▶ [Data entries]
--- Begin ---
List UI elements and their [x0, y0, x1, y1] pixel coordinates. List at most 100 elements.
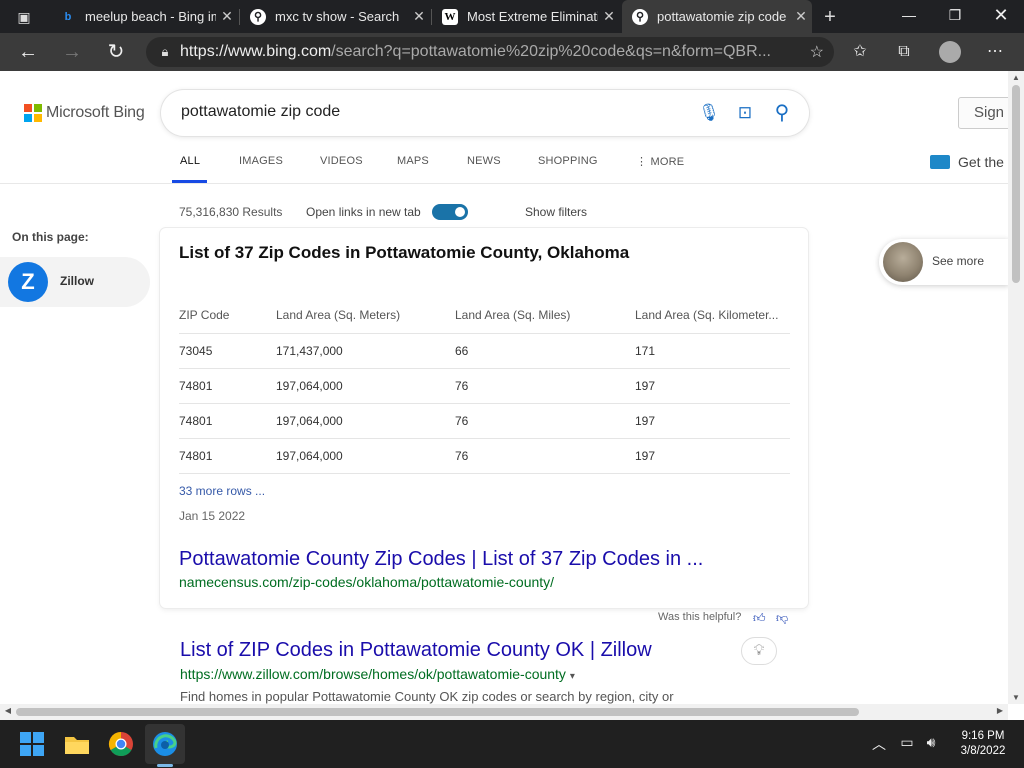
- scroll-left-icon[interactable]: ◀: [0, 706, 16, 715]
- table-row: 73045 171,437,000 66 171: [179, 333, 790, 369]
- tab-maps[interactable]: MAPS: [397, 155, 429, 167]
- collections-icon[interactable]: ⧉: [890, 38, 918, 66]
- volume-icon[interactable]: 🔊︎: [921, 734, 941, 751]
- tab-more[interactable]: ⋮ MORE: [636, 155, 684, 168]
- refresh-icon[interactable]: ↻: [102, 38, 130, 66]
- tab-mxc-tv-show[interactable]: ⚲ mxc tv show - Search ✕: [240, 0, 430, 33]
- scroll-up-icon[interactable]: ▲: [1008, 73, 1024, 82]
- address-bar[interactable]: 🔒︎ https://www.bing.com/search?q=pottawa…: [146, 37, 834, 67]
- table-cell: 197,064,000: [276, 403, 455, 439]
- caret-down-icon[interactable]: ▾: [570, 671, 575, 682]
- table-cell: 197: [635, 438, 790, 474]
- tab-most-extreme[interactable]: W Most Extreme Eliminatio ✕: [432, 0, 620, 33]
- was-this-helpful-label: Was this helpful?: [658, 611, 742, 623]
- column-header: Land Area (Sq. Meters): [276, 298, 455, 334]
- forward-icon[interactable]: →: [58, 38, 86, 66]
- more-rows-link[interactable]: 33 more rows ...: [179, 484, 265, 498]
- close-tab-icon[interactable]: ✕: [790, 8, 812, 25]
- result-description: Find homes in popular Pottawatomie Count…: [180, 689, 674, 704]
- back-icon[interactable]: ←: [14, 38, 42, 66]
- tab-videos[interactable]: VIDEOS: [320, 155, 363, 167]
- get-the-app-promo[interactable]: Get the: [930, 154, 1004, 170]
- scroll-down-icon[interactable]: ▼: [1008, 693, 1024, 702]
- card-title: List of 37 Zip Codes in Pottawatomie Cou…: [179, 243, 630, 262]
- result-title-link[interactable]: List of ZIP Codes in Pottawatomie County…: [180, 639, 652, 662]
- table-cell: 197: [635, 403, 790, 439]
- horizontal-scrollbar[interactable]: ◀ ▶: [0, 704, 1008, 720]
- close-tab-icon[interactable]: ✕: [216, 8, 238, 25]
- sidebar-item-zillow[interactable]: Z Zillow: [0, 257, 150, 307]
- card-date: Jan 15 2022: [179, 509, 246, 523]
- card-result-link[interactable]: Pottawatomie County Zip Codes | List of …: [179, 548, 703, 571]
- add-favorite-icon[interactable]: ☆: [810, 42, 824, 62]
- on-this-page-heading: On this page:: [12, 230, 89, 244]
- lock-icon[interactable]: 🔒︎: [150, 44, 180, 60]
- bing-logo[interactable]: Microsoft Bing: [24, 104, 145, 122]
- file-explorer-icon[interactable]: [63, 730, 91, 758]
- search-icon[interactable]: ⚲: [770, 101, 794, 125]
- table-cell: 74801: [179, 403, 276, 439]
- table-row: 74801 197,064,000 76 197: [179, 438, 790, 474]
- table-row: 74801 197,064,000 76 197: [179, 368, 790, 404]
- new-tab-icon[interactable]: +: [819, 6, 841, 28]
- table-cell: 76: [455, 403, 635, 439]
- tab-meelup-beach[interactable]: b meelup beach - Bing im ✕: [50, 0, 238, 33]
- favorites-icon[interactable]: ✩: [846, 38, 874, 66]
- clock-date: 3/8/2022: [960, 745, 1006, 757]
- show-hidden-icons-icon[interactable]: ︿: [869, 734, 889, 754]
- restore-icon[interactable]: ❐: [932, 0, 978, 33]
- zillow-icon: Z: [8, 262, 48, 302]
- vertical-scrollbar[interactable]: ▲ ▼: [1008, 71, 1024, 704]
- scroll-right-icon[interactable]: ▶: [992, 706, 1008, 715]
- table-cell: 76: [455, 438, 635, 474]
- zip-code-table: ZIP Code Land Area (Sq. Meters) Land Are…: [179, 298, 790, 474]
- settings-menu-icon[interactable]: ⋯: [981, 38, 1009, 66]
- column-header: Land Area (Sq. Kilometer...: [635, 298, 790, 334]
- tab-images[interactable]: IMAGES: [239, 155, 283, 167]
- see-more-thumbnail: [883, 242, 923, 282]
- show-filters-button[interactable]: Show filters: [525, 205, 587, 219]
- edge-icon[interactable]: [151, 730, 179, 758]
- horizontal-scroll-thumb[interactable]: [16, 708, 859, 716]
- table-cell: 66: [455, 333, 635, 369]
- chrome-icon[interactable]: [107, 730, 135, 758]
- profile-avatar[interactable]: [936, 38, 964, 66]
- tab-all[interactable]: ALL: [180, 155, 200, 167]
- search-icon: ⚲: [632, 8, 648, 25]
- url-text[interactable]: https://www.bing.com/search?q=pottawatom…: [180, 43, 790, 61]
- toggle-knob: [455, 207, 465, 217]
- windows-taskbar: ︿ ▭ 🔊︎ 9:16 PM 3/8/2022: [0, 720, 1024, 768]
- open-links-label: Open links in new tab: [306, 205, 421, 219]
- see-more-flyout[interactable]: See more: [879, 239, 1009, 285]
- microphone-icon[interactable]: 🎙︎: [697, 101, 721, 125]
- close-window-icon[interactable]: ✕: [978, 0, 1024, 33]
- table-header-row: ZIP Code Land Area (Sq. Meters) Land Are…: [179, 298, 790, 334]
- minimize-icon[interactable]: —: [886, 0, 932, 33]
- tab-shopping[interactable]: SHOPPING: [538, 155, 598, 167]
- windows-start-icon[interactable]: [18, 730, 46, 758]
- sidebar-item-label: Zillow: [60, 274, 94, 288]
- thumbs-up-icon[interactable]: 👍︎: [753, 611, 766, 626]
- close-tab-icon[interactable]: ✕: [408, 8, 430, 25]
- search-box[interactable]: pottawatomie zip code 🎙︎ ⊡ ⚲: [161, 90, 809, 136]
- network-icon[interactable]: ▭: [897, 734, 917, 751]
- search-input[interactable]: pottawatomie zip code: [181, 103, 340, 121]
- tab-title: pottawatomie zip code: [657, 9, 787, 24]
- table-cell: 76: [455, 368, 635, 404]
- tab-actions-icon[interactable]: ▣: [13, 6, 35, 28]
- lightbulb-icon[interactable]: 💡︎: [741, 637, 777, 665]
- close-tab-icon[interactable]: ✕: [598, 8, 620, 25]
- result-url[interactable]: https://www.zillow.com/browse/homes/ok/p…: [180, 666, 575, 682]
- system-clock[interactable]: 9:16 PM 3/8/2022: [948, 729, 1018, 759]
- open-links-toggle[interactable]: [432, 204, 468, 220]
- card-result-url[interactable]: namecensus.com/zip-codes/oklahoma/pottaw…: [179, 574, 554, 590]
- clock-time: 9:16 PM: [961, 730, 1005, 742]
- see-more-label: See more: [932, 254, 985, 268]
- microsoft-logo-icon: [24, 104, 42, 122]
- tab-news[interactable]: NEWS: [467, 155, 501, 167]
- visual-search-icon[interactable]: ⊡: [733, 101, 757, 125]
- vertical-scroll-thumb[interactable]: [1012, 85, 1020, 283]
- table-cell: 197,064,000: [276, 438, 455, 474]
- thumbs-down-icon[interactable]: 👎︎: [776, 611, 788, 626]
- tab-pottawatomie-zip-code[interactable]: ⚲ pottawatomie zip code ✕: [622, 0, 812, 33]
--- End ---
--- Begin ---
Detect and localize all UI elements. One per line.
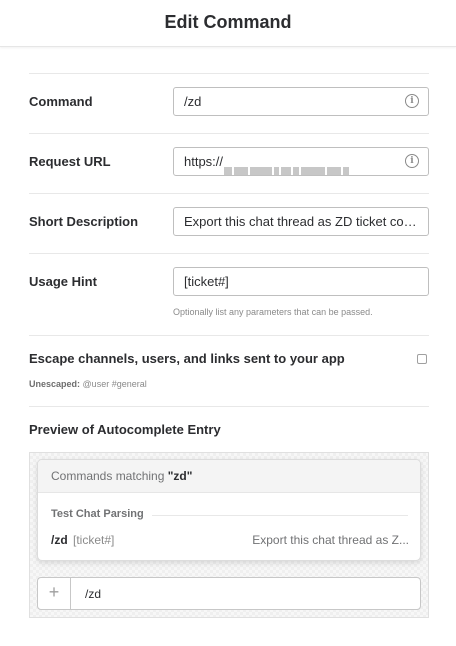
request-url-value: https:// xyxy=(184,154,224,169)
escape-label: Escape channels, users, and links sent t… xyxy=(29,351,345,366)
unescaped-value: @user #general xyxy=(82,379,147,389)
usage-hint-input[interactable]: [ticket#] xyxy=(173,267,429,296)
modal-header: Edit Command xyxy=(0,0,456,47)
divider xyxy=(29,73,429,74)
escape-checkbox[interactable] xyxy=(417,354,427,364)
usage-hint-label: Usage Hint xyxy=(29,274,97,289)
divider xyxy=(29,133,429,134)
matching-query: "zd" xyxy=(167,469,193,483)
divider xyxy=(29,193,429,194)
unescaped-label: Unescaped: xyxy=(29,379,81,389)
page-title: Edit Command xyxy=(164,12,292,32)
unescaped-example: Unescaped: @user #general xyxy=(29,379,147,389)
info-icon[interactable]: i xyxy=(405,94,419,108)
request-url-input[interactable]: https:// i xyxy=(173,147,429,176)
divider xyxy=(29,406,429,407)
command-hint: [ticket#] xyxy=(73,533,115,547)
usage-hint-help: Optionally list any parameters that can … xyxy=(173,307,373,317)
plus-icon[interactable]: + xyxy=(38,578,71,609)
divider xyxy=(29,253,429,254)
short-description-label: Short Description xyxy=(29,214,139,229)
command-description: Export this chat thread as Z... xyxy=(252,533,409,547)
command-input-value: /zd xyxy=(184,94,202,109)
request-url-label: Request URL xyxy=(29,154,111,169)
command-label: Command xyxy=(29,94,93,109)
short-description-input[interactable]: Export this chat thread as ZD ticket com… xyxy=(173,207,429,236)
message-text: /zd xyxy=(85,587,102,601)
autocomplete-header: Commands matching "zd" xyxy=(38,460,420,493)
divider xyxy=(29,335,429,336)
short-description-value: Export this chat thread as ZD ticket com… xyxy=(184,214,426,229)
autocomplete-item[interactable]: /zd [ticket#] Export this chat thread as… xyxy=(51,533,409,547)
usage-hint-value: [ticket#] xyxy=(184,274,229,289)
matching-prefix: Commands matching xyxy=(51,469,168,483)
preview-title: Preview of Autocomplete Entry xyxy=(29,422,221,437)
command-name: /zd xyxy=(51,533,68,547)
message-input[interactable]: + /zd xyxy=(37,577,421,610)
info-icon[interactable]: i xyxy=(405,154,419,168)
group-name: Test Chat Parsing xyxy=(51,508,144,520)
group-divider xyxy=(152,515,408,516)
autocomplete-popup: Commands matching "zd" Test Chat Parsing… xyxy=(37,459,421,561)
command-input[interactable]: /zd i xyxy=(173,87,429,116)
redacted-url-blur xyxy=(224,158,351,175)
--- End ---
--- Begin ---
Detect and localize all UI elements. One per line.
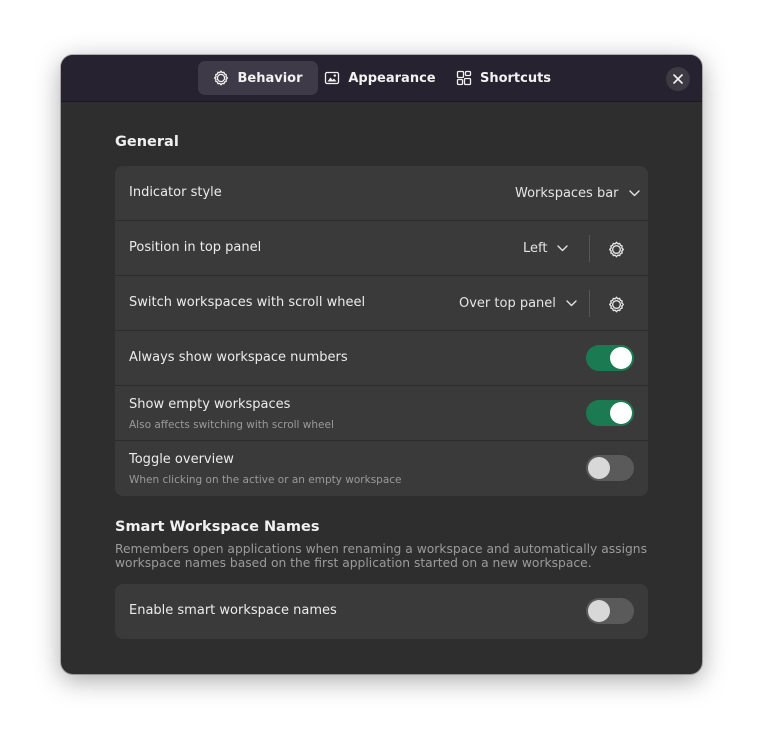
--- End ---
▶ [Given problem] Rewrite the stretch from the line containing "List UI elements" through the line containing "- tab-maps[interactable]: MAPS: [397, 155, 429, 167]", changing "pixel coordinates" to "screen coordinates" and leaving everything else as it is. Leave the pictures out.

▶ [Answer for this exercise]
List UI elements and their [x0, y0, x1, y1] screen coordinates. List at most 100 elements.
- scroll-left-icon[interactable]: ◀: [0, 706, 16, 715]
- table-row: 73045 171,437,000 66 171: [179, 333, 790, 369]
- tab-maps[interactable]: MAPS: [397, 155, 429, 167]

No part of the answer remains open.